### THE REQUEST
Write out, precisely and in full, each line of the material.

[BEGIN]

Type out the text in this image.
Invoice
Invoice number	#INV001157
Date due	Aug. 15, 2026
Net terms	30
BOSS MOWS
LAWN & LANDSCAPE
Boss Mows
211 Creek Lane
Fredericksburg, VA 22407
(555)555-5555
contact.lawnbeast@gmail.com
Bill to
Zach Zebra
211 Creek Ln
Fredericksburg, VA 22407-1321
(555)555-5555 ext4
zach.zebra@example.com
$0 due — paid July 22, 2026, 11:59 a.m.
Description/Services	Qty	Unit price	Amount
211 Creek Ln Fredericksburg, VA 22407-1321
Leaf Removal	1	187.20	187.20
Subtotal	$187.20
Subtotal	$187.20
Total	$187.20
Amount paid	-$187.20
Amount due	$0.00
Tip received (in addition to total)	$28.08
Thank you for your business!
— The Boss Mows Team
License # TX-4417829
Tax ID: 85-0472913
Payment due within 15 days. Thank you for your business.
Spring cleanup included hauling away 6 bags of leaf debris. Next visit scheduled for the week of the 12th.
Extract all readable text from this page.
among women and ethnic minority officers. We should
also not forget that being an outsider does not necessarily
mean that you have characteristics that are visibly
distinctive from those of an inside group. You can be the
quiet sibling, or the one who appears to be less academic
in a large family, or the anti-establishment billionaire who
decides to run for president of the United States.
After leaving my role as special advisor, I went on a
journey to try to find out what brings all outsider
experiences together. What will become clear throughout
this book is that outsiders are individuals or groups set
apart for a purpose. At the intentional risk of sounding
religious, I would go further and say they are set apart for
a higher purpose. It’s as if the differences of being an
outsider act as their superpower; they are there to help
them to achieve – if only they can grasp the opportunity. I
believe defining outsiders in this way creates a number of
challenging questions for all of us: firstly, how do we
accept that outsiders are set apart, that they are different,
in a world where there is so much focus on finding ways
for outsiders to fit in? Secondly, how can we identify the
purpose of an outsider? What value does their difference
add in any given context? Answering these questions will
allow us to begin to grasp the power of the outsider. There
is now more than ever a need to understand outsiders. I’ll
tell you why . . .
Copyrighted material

[END]

### THE COMPLETED TASK
Type out the text in this image.
Invoice
Invoice number	#INV001157
Date due	Aug. 15, 2026
Net terms	30
BOSS MOWS
LAWN & LANDSCAPE
Boss Mows
211 Creek Lane
Fredericksburg, VA 22407
(555)555-5555
contact.lawnbeast@gmail.com
Bill to
Zach Zebra
211 Creek Ln
Fredericksburg, VA 22407-1321
(555)555-5555 ext4
zach.zebra@example.com
$0 due — paid July 22, 2026, 11:59 a.m.
Description/Services	Qty	Unit price	Amount
211 Creek Ln Fredericksburg, VA 22407-1321
Leaf Removal	1	187.20	187.20
Subtotal	$187.20
Subtotal	$187.20
Total	$187.20
Amount paid	-$187.20
Amount due	$0.00
Tip received (in addition to total)	$28.08
Thank you for your business!
— The Boss Mows Team
License # TX-4417829
Tax ID: 85-0472913
Payment due within 15 days. Thank you for your business.
Spring cleanup included hauling away 6 bags of leaf debris. Next visit scheduled for the week of the 12th.
Extract all readable text from this page.
among women and ethnic minority officers. We should
also not forget that being an outsider does not necessarily
mean that you have characteristics that are visibly
distinctive from those of an inside group. You can be the
quiet sibling, or the one who appears to be less academic
in a large family, or the anti-establishment billionaire who
decides to run for president of the United States.
After leaving my role as special advisor, I went on a
journey to try to find out what brings all outsider
experiences together. What will become clear throughout
this book is that outsiders are individuals or groups set
apart for a purpose. At the intentional risk of sounding
religious, I would go further and say they are set apart for
a higher purpose. It’s as if the differences of being an
outsider act as their superpower; they are there to help
them to achieve – if only they can grasp the opportunity. I
believe defining outsiders in this way creates a number of
challenging questions for all of us: firstly, how do we
accept that outsiders are set apart, that they are different,
in a world where there is so much focus on finding ways
for outsiders to fit in? Secondly, how can we identify the
purpose of an outsider? What value does their difference
add in any given context? Answering these questions will
allow us to begin to grasp the power of the outsider. There
is now more than ever a need to understand outsiders. I’ll
tell you why . . .
Copyrighted material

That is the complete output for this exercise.